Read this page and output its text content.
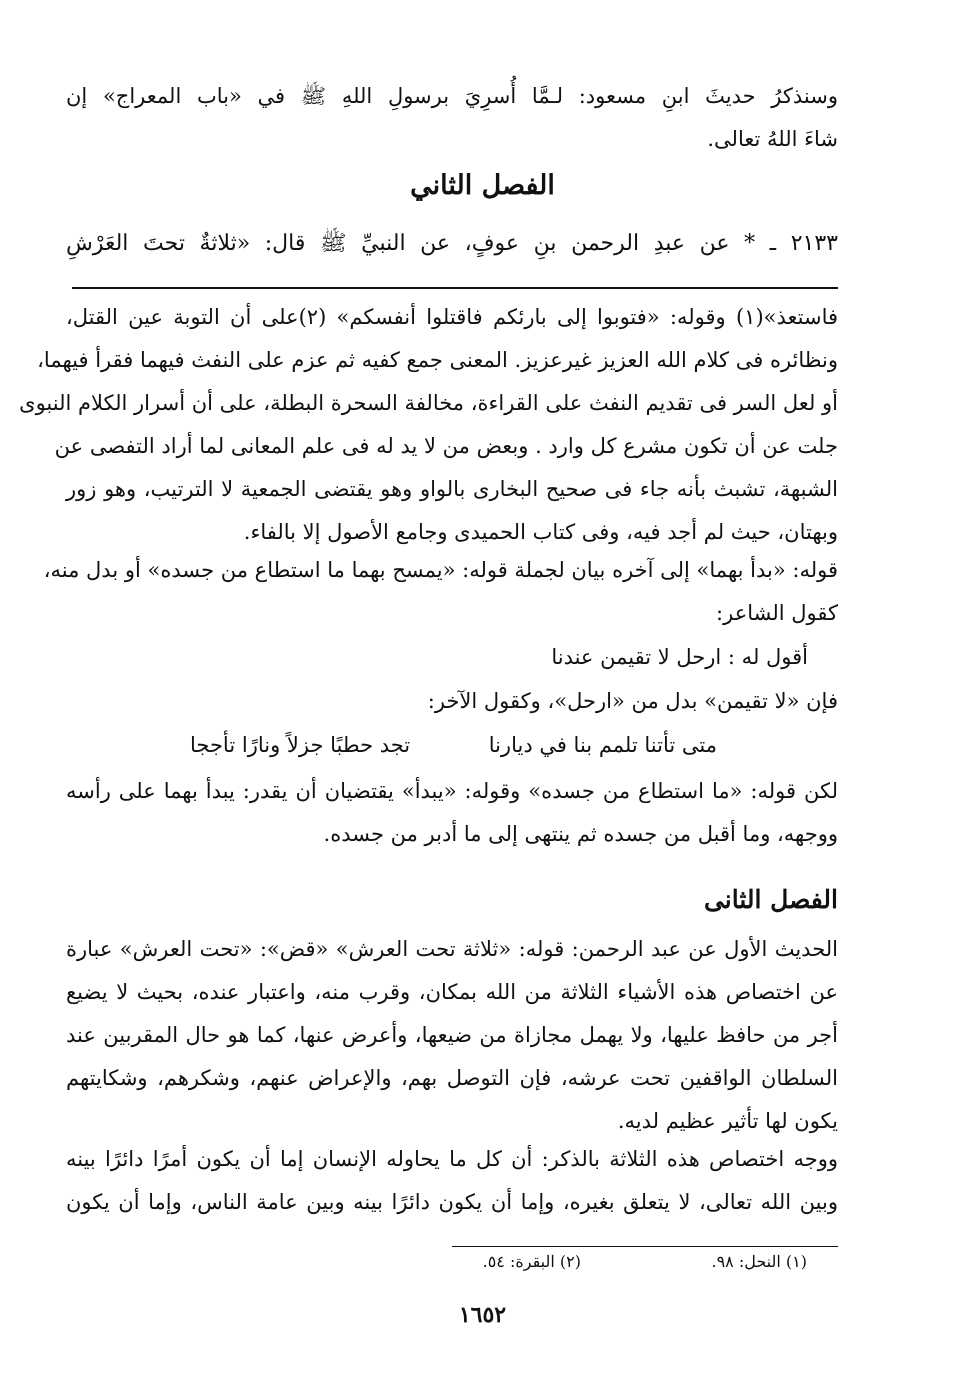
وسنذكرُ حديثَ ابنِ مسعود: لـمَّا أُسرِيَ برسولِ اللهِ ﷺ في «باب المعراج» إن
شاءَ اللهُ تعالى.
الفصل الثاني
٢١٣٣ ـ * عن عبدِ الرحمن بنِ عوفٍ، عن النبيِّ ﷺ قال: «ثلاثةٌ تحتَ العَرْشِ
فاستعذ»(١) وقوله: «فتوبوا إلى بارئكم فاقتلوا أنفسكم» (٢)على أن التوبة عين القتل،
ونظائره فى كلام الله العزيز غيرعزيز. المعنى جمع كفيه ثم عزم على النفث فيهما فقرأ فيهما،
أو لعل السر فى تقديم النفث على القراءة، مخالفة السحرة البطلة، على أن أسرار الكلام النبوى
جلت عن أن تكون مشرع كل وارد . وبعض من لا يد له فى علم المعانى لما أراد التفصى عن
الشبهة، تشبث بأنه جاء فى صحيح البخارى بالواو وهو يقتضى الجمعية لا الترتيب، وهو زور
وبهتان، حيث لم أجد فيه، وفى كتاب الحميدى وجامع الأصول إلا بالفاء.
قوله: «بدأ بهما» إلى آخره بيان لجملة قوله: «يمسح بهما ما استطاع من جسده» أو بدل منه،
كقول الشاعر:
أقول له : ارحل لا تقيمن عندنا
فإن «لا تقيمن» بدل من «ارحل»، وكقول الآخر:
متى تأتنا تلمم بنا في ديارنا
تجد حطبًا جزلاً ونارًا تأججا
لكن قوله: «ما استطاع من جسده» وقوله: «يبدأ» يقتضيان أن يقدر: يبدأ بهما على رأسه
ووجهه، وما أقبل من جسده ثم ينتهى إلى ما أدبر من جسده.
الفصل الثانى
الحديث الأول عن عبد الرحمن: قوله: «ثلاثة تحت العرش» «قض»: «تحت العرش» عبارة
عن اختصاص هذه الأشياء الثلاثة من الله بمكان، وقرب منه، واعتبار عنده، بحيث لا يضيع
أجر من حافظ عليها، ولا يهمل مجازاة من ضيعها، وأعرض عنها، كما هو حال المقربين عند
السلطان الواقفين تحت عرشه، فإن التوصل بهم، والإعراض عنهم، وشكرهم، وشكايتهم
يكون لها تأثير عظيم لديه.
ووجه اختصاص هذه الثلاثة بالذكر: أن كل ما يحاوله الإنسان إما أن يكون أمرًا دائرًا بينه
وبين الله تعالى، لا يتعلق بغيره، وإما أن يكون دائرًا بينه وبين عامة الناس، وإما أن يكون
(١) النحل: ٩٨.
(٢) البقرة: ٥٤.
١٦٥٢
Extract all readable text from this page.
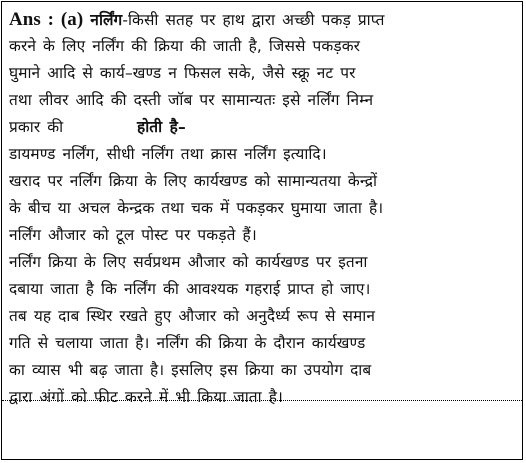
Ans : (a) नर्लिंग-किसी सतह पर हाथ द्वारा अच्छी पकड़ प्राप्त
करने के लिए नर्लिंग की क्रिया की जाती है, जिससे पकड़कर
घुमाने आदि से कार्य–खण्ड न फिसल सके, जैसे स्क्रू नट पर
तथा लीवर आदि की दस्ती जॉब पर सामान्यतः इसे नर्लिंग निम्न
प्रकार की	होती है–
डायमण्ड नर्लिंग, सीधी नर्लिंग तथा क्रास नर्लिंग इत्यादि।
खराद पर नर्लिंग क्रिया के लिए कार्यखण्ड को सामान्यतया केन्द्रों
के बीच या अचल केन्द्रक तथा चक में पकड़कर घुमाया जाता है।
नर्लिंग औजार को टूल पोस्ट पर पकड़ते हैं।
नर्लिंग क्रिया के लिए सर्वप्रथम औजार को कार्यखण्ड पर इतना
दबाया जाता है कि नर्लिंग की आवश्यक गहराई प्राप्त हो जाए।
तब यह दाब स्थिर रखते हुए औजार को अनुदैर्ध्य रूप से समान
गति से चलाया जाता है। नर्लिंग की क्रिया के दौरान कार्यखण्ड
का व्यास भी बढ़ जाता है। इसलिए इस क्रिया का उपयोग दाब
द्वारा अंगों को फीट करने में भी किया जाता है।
◆ ◆ ◆ ◆ ◆
» Set exercise:
Print all of the entries word for word. Omit the pictures they contain.

» Answer to the task:
Read this page and output its text content.
وسنذكرُ حديثَ ابنِ مسعود: لـمَّا أُسرِيَ برسولِ اللهِ ﷺ في «باب المعراج» إن
شاءَ اللهُ تعالى.
الفصل الثاني
٢١٣٣ ـ * عن عبدِ الرحمن بنِ عوفٍ، عن النبيِّ ﷺ قال: «ثلاثةٌ تحتَ العَرْشِ
فاستعذ»(١) وقوله: «فتوبوا إلى بارئكم فاقتلوا أنفسكم» (٢)على أن التوبة عين القتل،
ونظائره فى كلام الله العزيز غيرعزيز. المعنى جمع كفيه ثم عزم على النفث فيهما فقرأ فيهما،
أو لعل السر فى تقديم النفث على القراءة، مخالفة السحرة البطلة، على أن أسرار الكلام النبوى
جلت عن أن تكون مشرع كل وارد . وبعض من لا يد له فى علم المعانى لما أراد التفصى عن
الشبهة، تشبث بأنه جاء فى صحيح البخارى بالواو وهو يقتضى الجمعية لا الترتيب، وهو زور
وبهتان، حيث لم أجد فيه، وفى كتاب الحميدى وجامع الأصول إلا بالفاء.
قوله: «بدأ بهما» إلى آخره بيان لجملة قوله: «يمسح بهما ما استطاع من جسده» أو بدل منه،
كقول الشاعر:
أقول له : ارحل لا تقيمن عندنا
فإن «لا تقيمن» بدل من «ارحل»، وكقول الآخر:
متى تأتنا تلمم بنا في ديارنا
تجد حطبًا جزلاً ونارًا تأججا
لكن قوله: «ما استطاع من جسده» وقوله: «يبدأ» يقتضيان أن يقدر: يبدأ بهما على رأسه
ووجهه، وما أقبل من جسده ثم ينتهى إلى ما أدبر من جسده.
الفصل الثانى
الحديث الأول عن عبد الرحمن: قوله: «ثلاثة تحت العرش» «قض»: «تحت العرش» عبارة
عن اختصاص هذه الأشياء الثلاثة من الله بمكان، وقرب منه، واعتبار عنده، بحيث لا يضيع
أجر من حافظ عليها، ولا يهمل مجازاة من ضيعها، وأعرض عنها، كما هو حال المقربين عند
السلطان الواقفين تحت عرشه، فإن التوصل بهم، والإعراض عنهم، وشكرهم، وشكايتهم
يكون لها تأثير عظيم لديه.
ووجه اختصاص هذه الثلاثة بالذكر: أن كل ما يحاوله الإنسان إما أن يكون أمرًا دائرًا بينه
وبين الله تعالى، لا يتعلق بغيره، وإما أن يكون دائرًا بينه وبين عامة الناس، وإما أن يكون
(١) النحل: ٩٨.
(٢) البقرة: ٥٤.
١٦٥٢
Extract all readable text from this page.
Ans : (a) नर्लिंग-किसी सतह पर हाथ द्वारा अच्छी पकड़ प्राप्त
करने के लिए नर्लिंग की क्रिया की जाती है, जिससे पकड़कर
घुमाने आदि से कार्य–खण्ड न फिसल सके, जैसे स्क्रू नट पर
तथा लीवर आदि की दस्ती जॉब पर सामान्यतः इसे नर्लिंग निम्न
प्रकार की	होती है–
डायमण्ड नर्लिंग, सीधी नर्लिंग तथा क्रास नर्लिंग इत्यादि।
खराद पर नर्लिंग क्रिया के लिए कार्यखण्ड को सामान्यतया केन्द्रों
के बीच या अचल केन्द्रक तथा चक में पकड़कर घुमाया जाता है।
नर्लिंग औजार को टूल पोस्ट पर पकड़ते हैं।
नर्लिंग क्रिया के लिए सर्वप्रथम औजार को कार्यखण्ड पर इतना
दबाया जाता है कि नर्लिंग की आवश्यक गहराई प्राप्त हो जाए।
तब यह दाब स्थिर रखते हुए औजार को अनुदैर्ध्य रूप से समान
गति से चलाया जाता है। नर्लिंग की क्रिया के दौरान कार्यखण्ड
का व्यास भी बढ़ जाता है। इसलिए इस क्रिया का उपयोग दाब
द्वारा अंगों को फीट करने में भी किया जाता है।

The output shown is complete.